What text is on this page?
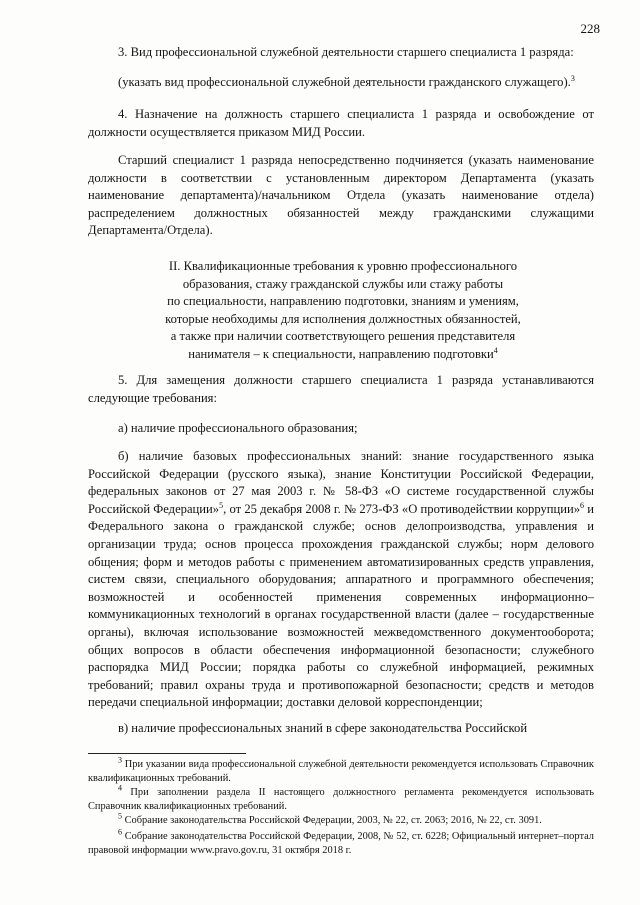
228

3. Вид профессиональной служебной деятельности старшего специалиста 1 разряда:

(указать вид профессиональной служебной деятельности гражданского служащего).$^3$

4. Назначение на должность старшего специалиста 1 разряда и освобождение от должности осуществляется приказом МИД России.

Старший специалист 1 разряда непосредственно подчиняется (указать наименование должности в соответствии с установленным директором Департамента (указать наименование департамента)/начальником Отдела (указать наименование отдела) распределением должностных обязанностей между гражданскими служащими Департамента/Отдела).

II. Квалификационные требования к уровню профессионального
образования, стажу гражданской службы или стажу работы
по специальности, направлению подготовки, знаниям и умениям,
которые необходимы для исполнения должностных обязанностей,
а также при наличии соответствующего решения представителя
нанимателя – к специальности, направлению подготовки$^4$

5. Для замещения должности старшего специалиста 1 разряда устанавливаются следующие требования:

а) наличие профессионального образования;

б) наличие базовых профессиональных знаний: знание государственного языка Российской Федерации (русского языка), знание Конституции Российской Федерации, федеральных законов от 27 мая 2003 г. № 58-ФЗ «О системе государственной службы Российской Федерации»$^5$, от 25 декабря 2008 г. № 273-ФЗ «О противодействии коррупции»$^6$ и Федерального закона о гражданской службе; основ делопроизводства, управления и организации труда; основ процесса прохождения гражданской службы; норм делового общения; форм и методов работы с применением автоматизированных средств управления, систем связи, специального оборудования; аппаратного и программного обеспечения; возможностей и особенностей применения современных информационно–коммуникационных технологий в органах государственной власти (далее – государственные органы), включая использование возможностей межведомственного документооборота; общих вопросов в области обеспечения информационной безопасности; служебного распорядка МИД России; порядка работы со служебной информацией, режимных требований; правил охраны труда и противопожарной безопасности; средств и методов передачи специальной информации; доставки деловой корреспонденции;

в) наличие профессиональных знаний в сфере законодательства Российской

$^3$ При указании вида профессиональной служебной деятельности рекомендуется использовать Справочник квалификационных требований.

$^4$ При заполнении раздела II настоящего должностного регламента рекомендуется использовать Справочник квалификационных требований.

$^5$ Собрание законодательства Российской Федерации, 2003, № 22, ст. 2063; 2016, № 22, ст. 3091.

$^6$ Собрание законодательства Российской Федерации, 2008, № 52, ст. 6228; Официальный интернет–портал правовой информации www.pravo.gov.ru, 31 октября 2018 г.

● ● ● ● ● ● ●

**The problem**
Count every line in the listing above that holds "требования", then report only the count.

**Written response**
2